• **Short task**
Print all of the data exactly.

**** Excerpted records

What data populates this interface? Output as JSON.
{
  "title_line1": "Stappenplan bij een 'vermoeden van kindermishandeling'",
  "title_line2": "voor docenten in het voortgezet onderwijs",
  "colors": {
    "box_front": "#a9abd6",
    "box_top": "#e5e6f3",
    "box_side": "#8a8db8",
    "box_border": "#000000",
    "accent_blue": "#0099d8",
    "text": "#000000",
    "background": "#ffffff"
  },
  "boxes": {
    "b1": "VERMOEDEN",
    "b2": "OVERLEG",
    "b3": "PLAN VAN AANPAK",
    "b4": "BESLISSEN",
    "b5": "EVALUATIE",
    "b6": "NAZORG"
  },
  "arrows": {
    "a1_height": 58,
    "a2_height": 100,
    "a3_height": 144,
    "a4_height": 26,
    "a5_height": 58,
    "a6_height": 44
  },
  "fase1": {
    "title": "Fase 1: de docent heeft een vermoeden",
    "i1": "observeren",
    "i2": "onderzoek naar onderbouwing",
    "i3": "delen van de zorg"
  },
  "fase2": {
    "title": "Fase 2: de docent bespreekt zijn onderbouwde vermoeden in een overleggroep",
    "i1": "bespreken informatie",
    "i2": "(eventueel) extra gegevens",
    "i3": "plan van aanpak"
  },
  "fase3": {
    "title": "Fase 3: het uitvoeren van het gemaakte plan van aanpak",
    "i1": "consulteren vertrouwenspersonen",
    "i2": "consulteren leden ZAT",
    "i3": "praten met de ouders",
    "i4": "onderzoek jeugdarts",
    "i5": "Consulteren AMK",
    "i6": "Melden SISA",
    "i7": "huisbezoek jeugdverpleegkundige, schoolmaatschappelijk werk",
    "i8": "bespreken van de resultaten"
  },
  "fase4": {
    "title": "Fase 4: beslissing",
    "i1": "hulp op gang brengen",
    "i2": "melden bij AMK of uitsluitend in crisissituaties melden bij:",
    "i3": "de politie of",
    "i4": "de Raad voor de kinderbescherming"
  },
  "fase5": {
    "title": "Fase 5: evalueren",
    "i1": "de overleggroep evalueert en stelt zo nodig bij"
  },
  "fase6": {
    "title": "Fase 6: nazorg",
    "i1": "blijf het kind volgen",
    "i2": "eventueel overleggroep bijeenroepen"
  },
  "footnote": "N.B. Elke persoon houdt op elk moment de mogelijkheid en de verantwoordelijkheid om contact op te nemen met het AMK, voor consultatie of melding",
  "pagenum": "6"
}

********

• **Worked solution**
What data populates this interface? Output as JSON.
{
  "title_line1": "Stappenplan bij een 'vermoeden van kindermishandeling'",
  "title_line2": "voor docenten in het voortgezet onderwijs",
  "colors": {
    "box_front": "#a9abd6",
    "box_top": "#e5e6f3",
    "box_side": "#8a8db8",
    "box_border": "#000000",
    "accent_blue": "#0099d8",
    "text": "#000000",
    "background": "#ffffff"
  },
  "boxes": {
    "b1": "VERMOEDEN",
    "b2": "OVERLEG",
    "b3": "PLAN VAN AANPAK",
    "b4": "BESLISSEN",
    "b5": "EVALUATIE",
    "b6": "NAZORG"
  },
  "arrows": {
    "a1_height": 58,
    "a2_height": 100,
    "a3_height": 144,
    "a4_height": 26,
    "a5_height": 58,
    "a6_height": 44
  },
  "fase1": {
    "title": "Fase 1: de docent heeft een vermoeden",
    "i1": "observeren",
    "i2": "onderzoek naar onderbouwing",
    "i3": "delen van de zorg"
  },
  "fase2": {
    "title": "Fase 2: de docent bespreekt zijn onderbouwde vermoeden in een overleggroep",
    "i1": "bespreken informatie",
    "i2": "(eventueel) extra gegevens",
    "i3": "plan van aanpak"
  },
  "fase3": {
    "title": "Fase 3: het uitvoeren van het gemaakte plan van aanpak",
    "i1": "consulteren vertrouwenspersonen",
    "i2": "consulteren leden ZAT",
    "i3": "praten met de ouders",
    "i4": "onderzoek jeugdarts",
    "i5": "Consulteren AMK",
    "i6": "Melden SISA",
    "i7": "huisbezoek jeugdverpleegkundige, schoolmaatschappelijk werk",
    "i8": "bespreken van de resultaten"
  },
  "fase4": {
    "title": "Fase 4: beslissing",
    "i1": "hulp op gang brengen",
    "i2": "melden bij AMK of uitsluitend in crisissituaties melden bij:",
    "i3": "de politie of",
    "i4": "de Raad voor de kinderbescherming"
  },
  "fase5": {
    "title": "Fase 5: evalueren",
    "i1": "de overleggroep evalueert en stelt zo nodig bij"
  },
  "fase6": {
    "title": "Fase 6: nazorg",
    "i1": "blijf het kind volgen",
    "i2": "eventueel overleggroep bijeenroepen"
  },
  "footnote": "N.B. Elke persoon houdt op elk moment de mogelijkheid en de verantwoordelijkheid om contact op te nemen met het AMK, voor consultatie of melding",
  "pagenum": "6"
}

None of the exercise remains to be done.